--- BEGIN ---

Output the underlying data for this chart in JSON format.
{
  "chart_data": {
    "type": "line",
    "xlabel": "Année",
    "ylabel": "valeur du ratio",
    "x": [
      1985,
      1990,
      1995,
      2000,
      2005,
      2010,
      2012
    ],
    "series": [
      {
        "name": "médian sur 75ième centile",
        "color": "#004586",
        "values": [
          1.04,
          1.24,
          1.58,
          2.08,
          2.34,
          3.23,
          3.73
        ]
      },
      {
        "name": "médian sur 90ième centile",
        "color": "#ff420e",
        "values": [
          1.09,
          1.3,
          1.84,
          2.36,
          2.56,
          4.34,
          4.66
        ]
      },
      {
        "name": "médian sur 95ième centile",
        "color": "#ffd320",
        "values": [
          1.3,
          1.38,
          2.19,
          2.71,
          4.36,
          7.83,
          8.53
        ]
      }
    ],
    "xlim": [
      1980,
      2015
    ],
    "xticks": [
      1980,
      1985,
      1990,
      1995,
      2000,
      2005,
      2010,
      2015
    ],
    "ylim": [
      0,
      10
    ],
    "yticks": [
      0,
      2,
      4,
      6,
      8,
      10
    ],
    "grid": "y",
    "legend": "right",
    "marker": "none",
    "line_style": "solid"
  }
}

--- END ---

**Exercise prompt:**
Extract the full listing above without alteration.

**Final result:**
Output the underlying data for this chart in JSON format.
{
  "chart_data": {
    "type": "line",
    "xlabel": "Année",
    "ylabel": "valeur du ratio",
    "x": [
      1985,
      1990,
      1995,
      2000,
      2005,
      2010,
      2012
    ],
    "series": [
      {
        "name": "médian sur 75ième centile",
        "color": "#004586",
        "values": [
          1.04,
          1.24,
          1.58,
          2.08,
          2.34,
          3.23,
          3.73
        ]
      },
      {
        "name": "médian sur 90ième centile",
        "color": "#ff420e",
        "values": [
          1.09,
          1.3,
          1.84,
          2.36,
          2.56,
          4.34,
          4.66
        ]
      },
      {
        "name": "médian sur 95ième centile",
        "color": "#ffd320",
        "values": [
          1.3,
          1.38,
          2.19,
          2.71,
          4.36,
          7.83,
          8.53
        ]
      }
    ],
    "xlim": [
      1980,
      2015
    ],
    "xticks": [
      1980,
      1985,
      1990,
      1995,
      2000,
      2005,
      2010,
      2015
    ],
    "ylim": [
      0,
      10
    ],
    "yticks": [
      0,
      2,
      4,
      6,
      8,
      10
    ],
    "grid": "y",
    "legend": "right",
    "marker": "none",
    "line_style": "solid"
  }
}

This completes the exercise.